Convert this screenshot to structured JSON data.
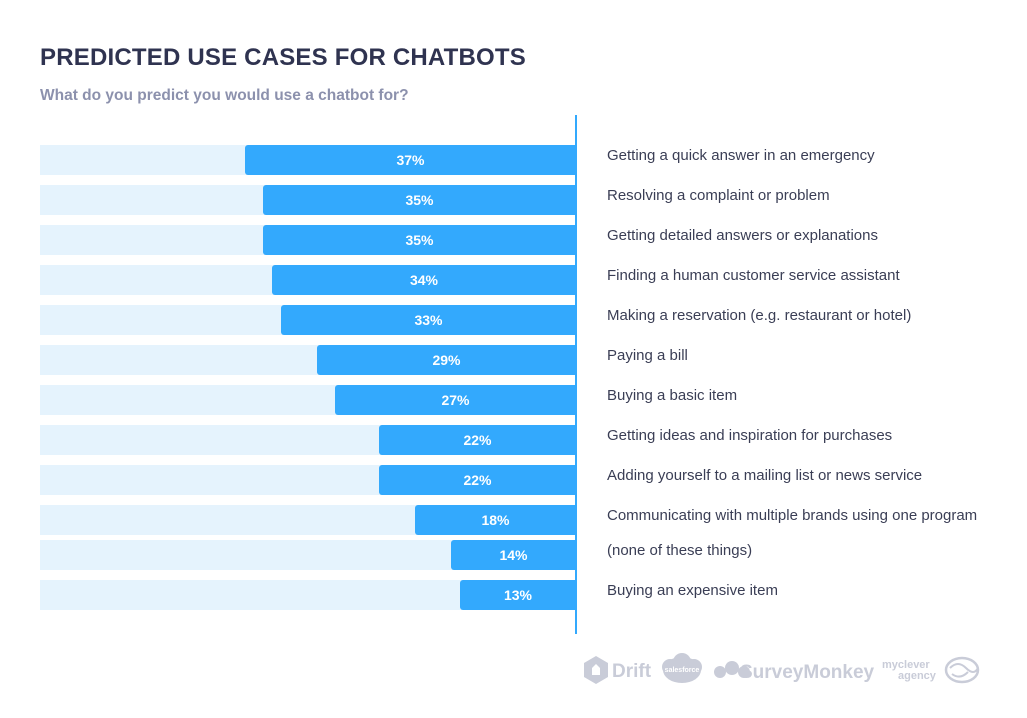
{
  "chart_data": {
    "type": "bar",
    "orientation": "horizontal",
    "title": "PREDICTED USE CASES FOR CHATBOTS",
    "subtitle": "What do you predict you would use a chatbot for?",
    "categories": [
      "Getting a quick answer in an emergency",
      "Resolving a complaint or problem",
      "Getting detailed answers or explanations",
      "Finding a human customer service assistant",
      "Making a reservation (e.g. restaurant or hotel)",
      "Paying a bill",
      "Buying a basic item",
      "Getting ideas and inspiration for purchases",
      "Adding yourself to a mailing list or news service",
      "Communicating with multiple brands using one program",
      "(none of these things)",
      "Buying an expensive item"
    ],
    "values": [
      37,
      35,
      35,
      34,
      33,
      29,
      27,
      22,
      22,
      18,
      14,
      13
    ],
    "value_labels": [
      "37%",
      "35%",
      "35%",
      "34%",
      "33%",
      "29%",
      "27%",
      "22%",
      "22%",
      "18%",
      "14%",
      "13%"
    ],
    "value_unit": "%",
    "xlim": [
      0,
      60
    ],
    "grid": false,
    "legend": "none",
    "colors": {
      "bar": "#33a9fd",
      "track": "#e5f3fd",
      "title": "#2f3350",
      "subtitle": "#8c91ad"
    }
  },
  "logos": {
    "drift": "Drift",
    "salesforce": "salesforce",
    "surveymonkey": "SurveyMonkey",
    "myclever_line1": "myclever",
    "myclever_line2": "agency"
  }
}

= = =

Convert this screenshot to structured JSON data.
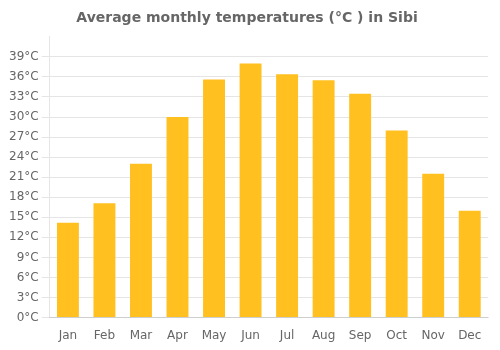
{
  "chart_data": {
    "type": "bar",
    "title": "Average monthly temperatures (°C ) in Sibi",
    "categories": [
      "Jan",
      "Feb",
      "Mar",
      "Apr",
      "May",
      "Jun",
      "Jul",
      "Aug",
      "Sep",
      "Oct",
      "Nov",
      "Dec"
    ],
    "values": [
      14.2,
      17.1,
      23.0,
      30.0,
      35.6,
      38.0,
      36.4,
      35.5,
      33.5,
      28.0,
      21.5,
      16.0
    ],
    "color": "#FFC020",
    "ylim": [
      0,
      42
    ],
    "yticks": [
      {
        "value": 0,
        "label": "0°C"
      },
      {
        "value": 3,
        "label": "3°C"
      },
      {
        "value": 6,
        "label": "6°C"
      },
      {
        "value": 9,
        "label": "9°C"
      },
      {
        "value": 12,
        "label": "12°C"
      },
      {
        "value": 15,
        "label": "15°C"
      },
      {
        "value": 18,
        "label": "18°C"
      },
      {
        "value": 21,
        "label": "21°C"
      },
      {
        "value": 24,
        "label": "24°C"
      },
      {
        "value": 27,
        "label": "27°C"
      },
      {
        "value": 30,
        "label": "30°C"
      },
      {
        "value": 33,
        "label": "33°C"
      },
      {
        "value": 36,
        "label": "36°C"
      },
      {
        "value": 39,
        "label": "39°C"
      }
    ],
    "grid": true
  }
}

= = =

PROBLEM: State how many lines of the listing hold the string "subtitle"; reply with the number and nothing else.

THE SOLUTION: 2